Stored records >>
* * * * * * *

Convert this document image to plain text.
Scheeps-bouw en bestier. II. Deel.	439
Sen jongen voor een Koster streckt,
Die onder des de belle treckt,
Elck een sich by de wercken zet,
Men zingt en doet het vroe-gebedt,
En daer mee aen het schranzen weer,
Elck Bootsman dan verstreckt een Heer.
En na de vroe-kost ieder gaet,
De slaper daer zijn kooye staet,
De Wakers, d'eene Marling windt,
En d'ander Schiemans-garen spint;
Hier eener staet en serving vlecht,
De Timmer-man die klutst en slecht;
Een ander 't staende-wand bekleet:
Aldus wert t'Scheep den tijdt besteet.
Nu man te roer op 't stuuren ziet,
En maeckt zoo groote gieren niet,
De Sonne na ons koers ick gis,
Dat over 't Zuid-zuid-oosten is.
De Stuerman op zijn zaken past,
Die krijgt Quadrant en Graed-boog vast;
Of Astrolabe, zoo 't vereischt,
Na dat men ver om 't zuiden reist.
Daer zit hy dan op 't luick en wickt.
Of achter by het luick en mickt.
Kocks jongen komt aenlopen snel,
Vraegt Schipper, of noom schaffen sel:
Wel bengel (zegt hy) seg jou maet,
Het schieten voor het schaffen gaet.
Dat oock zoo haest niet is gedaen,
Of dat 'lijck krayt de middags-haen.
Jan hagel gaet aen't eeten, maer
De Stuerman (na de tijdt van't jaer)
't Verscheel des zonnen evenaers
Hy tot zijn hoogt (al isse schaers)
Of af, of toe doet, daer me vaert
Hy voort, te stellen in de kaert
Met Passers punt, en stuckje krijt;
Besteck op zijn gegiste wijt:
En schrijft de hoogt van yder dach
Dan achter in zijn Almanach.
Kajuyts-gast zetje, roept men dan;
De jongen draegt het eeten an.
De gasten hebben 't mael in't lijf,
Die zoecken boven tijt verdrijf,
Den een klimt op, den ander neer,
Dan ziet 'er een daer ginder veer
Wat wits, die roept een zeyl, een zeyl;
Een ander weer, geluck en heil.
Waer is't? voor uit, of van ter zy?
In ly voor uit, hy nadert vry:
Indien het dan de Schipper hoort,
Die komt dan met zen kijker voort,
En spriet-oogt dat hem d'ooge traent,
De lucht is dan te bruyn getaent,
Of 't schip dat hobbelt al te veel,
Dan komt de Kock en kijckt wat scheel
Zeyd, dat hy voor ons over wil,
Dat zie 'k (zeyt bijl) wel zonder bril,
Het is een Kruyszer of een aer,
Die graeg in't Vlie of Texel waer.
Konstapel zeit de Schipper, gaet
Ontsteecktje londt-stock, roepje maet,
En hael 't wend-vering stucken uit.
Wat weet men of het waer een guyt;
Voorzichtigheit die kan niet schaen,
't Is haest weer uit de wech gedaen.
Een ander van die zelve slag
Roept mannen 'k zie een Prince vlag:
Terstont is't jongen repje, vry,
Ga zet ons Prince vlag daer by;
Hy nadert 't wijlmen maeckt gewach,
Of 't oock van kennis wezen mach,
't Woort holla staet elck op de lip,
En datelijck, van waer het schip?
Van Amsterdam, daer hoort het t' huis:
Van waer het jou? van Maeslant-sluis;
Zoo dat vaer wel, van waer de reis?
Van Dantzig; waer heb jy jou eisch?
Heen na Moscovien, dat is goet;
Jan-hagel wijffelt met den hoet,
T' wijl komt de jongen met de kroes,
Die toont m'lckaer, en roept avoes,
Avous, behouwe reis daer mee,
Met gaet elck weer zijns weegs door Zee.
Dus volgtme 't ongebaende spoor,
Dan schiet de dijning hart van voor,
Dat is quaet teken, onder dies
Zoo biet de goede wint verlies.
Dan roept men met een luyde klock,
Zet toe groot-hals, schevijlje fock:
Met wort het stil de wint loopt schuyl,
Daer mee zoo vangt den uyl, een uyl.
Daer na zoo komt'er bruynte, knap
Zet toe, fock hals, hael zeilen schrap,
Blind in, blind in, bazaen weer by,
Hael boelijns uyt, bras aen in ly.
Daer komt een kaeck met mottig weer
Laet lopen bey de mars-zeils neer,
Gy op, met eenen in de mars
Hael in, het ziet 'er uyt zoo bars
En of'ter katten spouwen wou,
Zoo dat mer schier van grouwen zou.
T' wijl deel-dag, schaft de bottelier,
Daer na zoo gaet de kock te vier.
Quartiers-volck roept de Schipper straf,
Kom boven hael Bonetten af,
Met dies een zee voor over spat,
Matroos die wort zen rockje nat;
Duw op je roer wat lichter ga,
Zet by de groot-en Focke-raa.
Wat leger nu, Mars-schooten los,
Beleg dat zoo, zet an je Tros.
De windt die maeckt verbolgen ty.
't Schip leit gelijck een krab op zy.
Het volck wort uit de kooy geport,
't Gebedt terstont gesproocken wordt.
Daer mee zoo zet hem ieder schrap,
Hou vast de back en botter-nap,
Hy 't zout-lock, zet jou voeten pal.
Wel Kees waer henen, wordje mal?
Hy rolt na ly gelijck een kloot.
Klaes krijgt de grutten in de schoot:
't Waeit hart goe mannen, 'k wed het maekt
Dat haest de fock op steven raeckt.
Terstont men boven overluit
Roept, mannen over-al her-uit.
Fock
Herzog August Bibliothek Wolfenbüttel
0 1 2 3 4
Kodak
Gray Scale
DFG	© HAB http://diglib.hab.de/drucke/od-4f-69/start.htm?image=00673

* * * * * * *

WHAT IS BEING ASKED >>
Copy all lines in the listing above where the string "hals" appears.

TASK RESPONSE >>
Zet toe groot-hals, schevijlje fock:
Zet toe, fock hals, hael zeilen schrap,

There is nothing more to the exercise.